→ WORK TO COMPLETE:
Give every line of the data again, unchanged, but with no pictures.

→ RAW RECORDS:
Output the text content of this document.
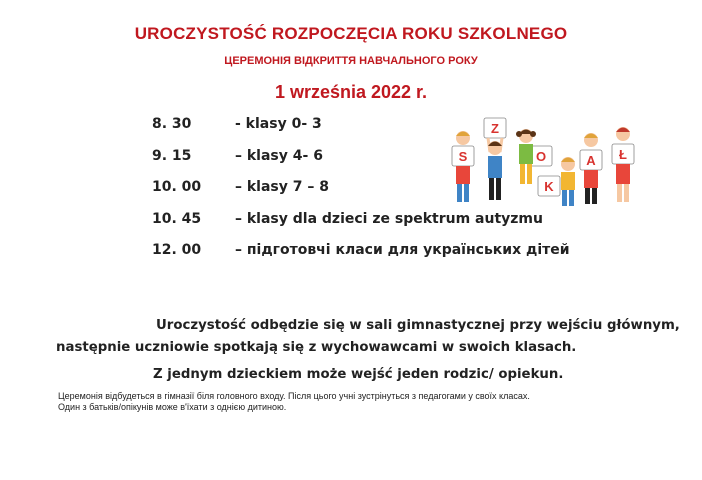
UROCZYSTOŚĆ ROZPOCZĘCIA ROKU SZKOLNEGO
ЦЕРЕМОНІЯ ВІДКРИТТЯ НАВЧАЛЬНОГО РОКУ
1 września 2022 r.
8. 30	- klasy 0- 3
9. 15	– klasy 4- 6
10. 00	– klasy 7 – 8
10. 45	– klasy dla dzieci ze spektrum autyzmu
12. 00	– підготовчі класи для українських дітей
S
Z
O
K
A Ł
Uroczystość odbędzie się w sali gimnastycznej przy wejściu głównym,
następnie uczniowie spotkają się z wychowawcami w swoich klasach.
Z jednym dzieckiem może wejść jeden rodzic/ opiekun.
Церемонія відбудеться в гімназії біля головного входу. Після цього учні зустрінуться з педагогами у своїх класах.
Один з батьків/опікунів може в'їхати з однією дитиною.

→ RESPONSE:
Output the text content of this document.
UROCZYSTOŚĆ ROZPOCZĘCIA ROKU SZKOLNEGO
ЦЕРЕМОНІЯ ВІДКРИТТЯ НАВЧАЛЬНОГО РОКУ
1 września 2022 r.
8. 30	- klasy 0- 3
9. 15	– klasy 4- 6
10. 00	– klasy 7 – 8
10. 45	– klasy dla dzieci ze spektrum autyzmu
12. 00	– підготовчі класи для українських дітей
S
Z
O
K
A Ł
Uroczystość odbędzie się w sali gimnastycznej przy wejściu głównym,
następnie uczniowie spotkają się z wychowawcami w swoich klasach.
Z jednym dzieckiem może wejść jeden rodzic/ opiekun.
Церемонія відбудеться в гімназії біля головного входу. Після цього учні зустрінуться з педагогами у своїх класах.
Один з батьків/опікунів може в'їхати з однією дитиною.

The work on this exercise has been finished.